REQUIRED WORK - Retype all material exactly. Pictures stay out of the copy.

Data records
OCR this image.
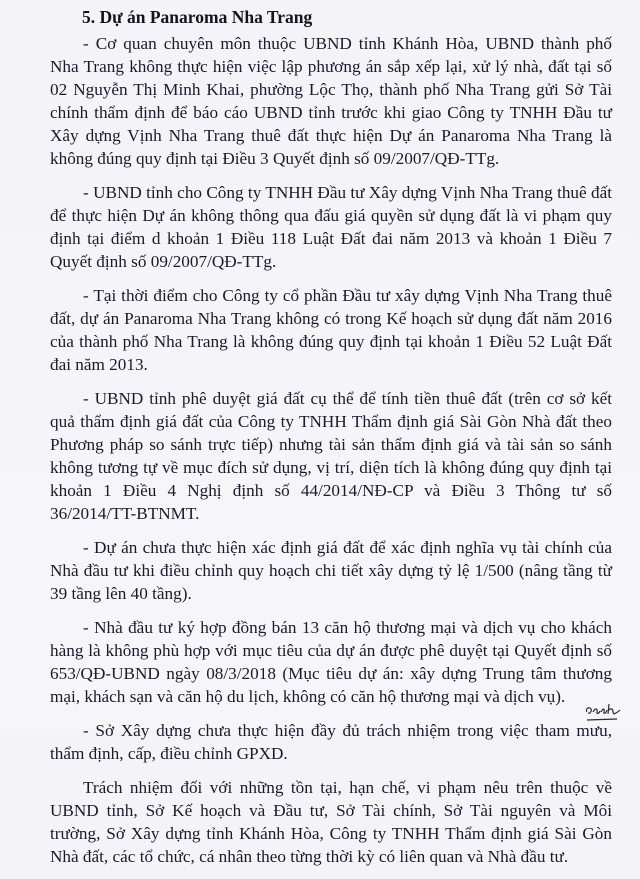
5. Dự án Panaroma Nha Trang

- Cơ quan chuyên môn thuộc UBND tỉnh Khánh Hòa, UBND thành phố Nha Trang không thực hiện việc lập phương án sắp xếp lại, xử lý nhà, đất tại số 02 Nguyễn Thị Minh Khai, phường Lộc Thọ, thành phố Nha Trang gửi Sở Tài chính thẩm định để báo cáo UBND tỉnh trước khi giao Công ty TNHH Đầu tư Xây dựng Vịnh Nha Trang thuê đất thực hiện Dự án Panaroma Nha Trang là không đúng quy định tại Điều 3 Quyết định số 09/2007/QĐ-TTg.

- UBND tỉnh cho Công ty TNHH Đầu tư Xây dựng Vịnh Nha Trang thuê đất để thực hiện Dự án không thông qua đấu giá quyền sử dụng đất là vi phạm quy định tại điểm d khoản 1 Điều 118 Luật Đất đai năm 2013 và khoản 1 Điều 7 Quyết định số 09/2007/QĐ-TTg.

- Tại thời điểm cho Công ty cổ phần Đầu tư xây dựng Vịnh Nha Trang thuê đất, dự án Panaroma Nha Trang không có trong Kế hoạch sử dụng đất năm 2016 của thành phố Nha Trang là không đúng quy định tại khoản 1 Điều 52 Luật Đất đai năm 2013.

- UBND tỉnh phê duyệt giá đất cụ thể để tính tiền thuê đất (trên cơ sở kết quả thẩm định giá đất của Công ty TNHH Thẩm định giá Sài Gòn Nhà đất theo Phương pháp so sánh trực tiếp) nhưng tài sản thẩm định giá và tài sản so sánh không tương tự về mục đích sử dụng, vị trí, diện tích là không đúng quy định tại khoản 1 Điều 4 Nghị định số 44/2014/NĐ-CP và Điều 3 Thông tư số 36/2014/TT-BTNMT.

- Dự án chưa thực hiện xác định giá đất để xác định nghĩa vụ tài chính của Nhà đầu tư khi điều chỉnh quy hoạch chi tiết xây dựng tỷ lệ 1/500 (nâng tầng từ 39 tầng lên 40 tầng).

- Nhà đầu tư ký hợp đồng bán 13 căn hộ thương mại và dịch vụ cho khách hàng là không phù hợp với mục tiêu của dự án được phê duyệt tại Quyết định số 653/QĐ-UBND ngày 08/3/2018 (Mục tiêu dự án: xây dựng Trung tâm thương mại, khách sạn và căn hộ du lịch, không có căn hộ thương mại và dịch vụ).

- Sở Xây dựng chưa thực hiện đầy đủ trách nhiệm trong việc tham mưu, thẩm định, cấp, điều chỉnh GPXD.

Trách nhiệm đối với những tồn tại, hạn chế, vi phạm nêu trên thuộc về UBND tỉnh, Sở Kế hoạch và Đầu tư, Sở Tài chính, Sở Tài nguyên và Môi trường, Sở Xây dựng tỉnh Khánh Hòa, Công ty TNHH Thẩm định giá Sài Gòn Nhà đất, các tổ chức, cá nhân theo từng thời kỳ có liên quan và Nhà đầu tư.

ANSWER TO THE PROBLEM -
OCR this image.
5. Dự án Panaroma Nha Trang

- Cơ quan chuyên môn thuộc UBND tỉnh Khánh Hòa, UBND thành phố Nha Trang không thực hiện việc lập phương án sắp xếp lại, xử lý nhà, đất tại số 02 Nguyễn Thị Minh Khai, phường Lộc Thọ, thành phố Nha Trang gửi Sở Tài chính thẩm định để báo cáo UBND tỉnh trước khi giao Công ty TNHH Đầu tư Xây dựng Vịnh Nha Trang thuê đất thực hiện Dự án Panaroma Nha Trang là không đúng quy định tại Điều 3 Quyết định số 09/2007/QĐ-TTg.

- UBND tỉnh cho Công ty TNHH Đầu tư Xây dựng Vịnh Nha Trang thuê đất để thực hiện Dự án không thông qua đấu giá quyền sử dụng đất là vi phạm quy định tại điểm d khoản 1 Điều 118 Luật Đất đai năm 2013 và khoản 1 Điều 7 Quyết định số 09/2007/QĐ-TTg.

- Tại thời điểm cho Công ty cổ phần Đầu tư xây dựng Vịnh Nha Trang thuê đất, dự án Panaroma Nha Trang không có trong Kế hoạch sử dụng đất năm 2016 của thành phố Nha Trang là không đúng quy định tại khoản 1 Điều 52 Luật Đất đai năm 2013.

- UBND tỉnh phê duyệt giá đất cụ thể để tính tiền thuê đất (trên cơ sở kết quả thẩm định giá đất của Công ty TNHH Thẩm định giá Sài Gòn Nhà đất theo Phương pháp so sánh trực tiếp) nhưng tài sản thẩm định giá và tài sản so sánh không tương tự về mục đích sử dụng, vị trí, diện tích là không đúng quy định tại khoản 1 Điều 4 Nghị định số 44/2014/NĐ-CP và Điều 3 Thông tư số 36/2014/TT-BTNMT.

- Dự án chưa thực hiện xác định giá đất để xác định nghĩa vụ tài chính của Nhà đầu tư khi điều chỉnh quy hoạch chi tiết xây dựng tỷ lệ 1/500 (nâng tầng từ 39 tầng lên 40 tầng).

- Nhà đầu tư ký hợp đồng bán 13 căn hộ thương mại và dịch vụ cho khách hàng là không phù hợp với mục tiêu của dự án được phê duyệt tại Quyết định số 653/QĐ-UBND ngày 08/3/2018 (Mục tiêu dự án: xây dựng Trung tâm thương mại, khách sạn và căn hộ du lịch, không có căn hộ thương mại và dịch vụ).

- Sở Xây dựng chưa thực hiện đầy đủ trách nhiệm trong việc tham mưu, thẩm định, cấp, điều chỉnh GPXD.

Trách nhiệm đối với những tồn tại, hạn chế, vi phạm nêu trên thuộc về UBND tỉnh, Sở Kế hoạch và Đầu tư, Sở Tài chính, Sở Tài nguyên và Môi trường, Sở Xây dựng tỉnh Khánh Hòa, Công ty TNHH Thẩm định giá Sài Gòn Nhà đất, các tổ chức, cá nhân theo từng thời kỳ có liên quan và Nhà đầu tư.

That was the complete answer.